### [Exercise]
Copy each line in which the string "Type" occurs.

(Saved entries)
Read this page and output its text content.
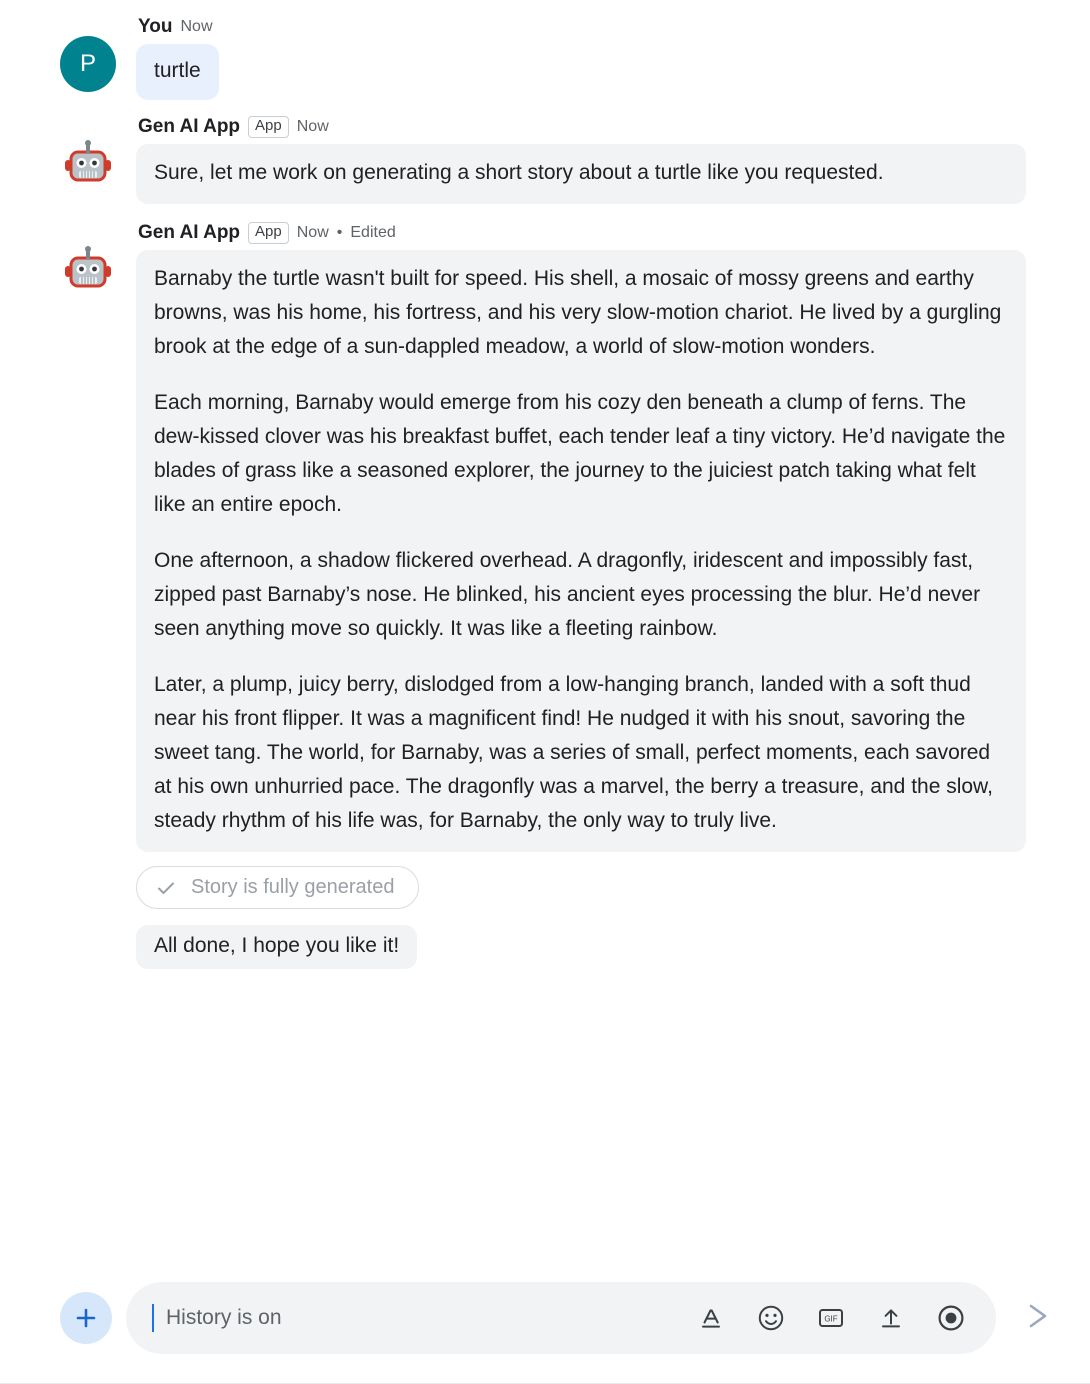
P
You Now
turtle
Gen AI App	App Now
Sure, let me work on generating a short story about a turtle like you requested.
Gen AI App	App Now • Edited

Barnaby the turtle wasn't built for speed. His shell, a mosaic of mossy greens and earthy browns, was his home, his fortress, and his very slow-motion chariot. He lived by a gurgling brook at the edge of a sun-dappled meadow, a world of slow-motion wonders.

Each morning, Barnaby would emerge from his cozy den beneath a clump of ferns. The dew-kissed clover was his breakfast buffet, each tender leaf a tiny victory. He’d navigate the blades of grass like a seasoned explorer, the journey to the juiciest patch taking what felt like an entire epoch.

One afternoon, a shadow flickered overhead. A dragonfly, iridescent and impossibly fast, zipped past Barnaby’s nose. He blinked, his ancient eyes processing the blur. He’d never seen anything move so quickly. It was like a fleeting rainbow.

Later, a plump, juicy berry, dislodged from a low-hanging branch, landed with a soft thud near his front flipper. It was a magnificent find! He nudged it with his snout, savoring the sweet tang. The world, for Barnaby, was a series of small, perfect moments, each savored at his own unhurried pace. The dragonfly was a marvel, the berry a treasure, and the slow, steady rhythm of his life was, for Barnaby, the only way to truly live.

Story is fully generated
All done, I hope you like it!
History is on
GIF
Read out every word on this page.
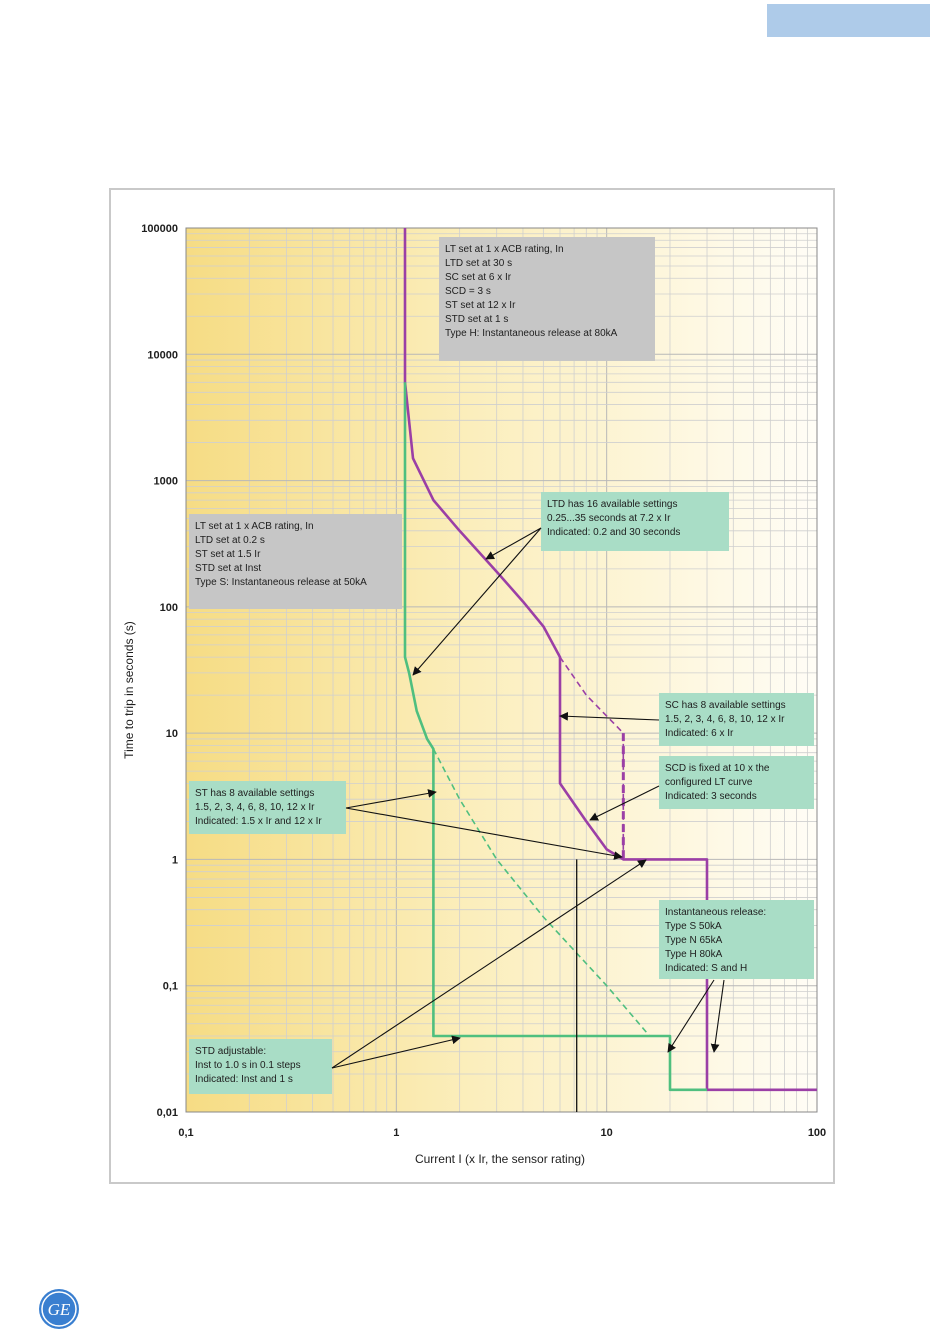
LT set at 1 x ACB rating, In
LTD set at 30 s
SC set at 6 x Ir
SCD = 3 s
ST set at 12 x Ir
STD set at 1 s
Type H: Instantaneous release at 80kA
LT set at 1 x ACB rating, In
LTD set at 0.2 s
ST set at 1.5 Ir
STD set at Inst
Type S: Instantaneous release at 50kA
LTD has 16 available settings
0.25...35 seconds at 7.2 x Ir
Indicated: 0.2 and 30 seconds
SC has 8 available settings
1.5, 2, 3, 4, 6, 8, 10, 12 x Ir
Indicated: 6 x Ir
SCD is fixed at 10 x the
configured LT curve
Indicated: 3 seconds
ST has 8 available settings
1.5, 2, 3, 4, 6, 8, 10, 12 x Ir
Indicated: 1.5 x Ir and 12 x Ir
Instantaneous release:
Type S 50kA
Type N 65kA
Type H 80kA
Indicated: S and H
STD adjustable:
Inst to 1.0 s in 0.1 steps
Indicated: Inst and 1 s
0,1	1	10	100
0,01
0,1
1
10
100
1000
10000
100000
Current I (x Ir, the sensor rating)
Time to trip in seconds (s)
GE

### [Exercise answer]
Type H: Instantaneous release at 80kA
Type S: Instantaneous release at 50kA
Type S 50kA
Type N 65kA
Type H 80kA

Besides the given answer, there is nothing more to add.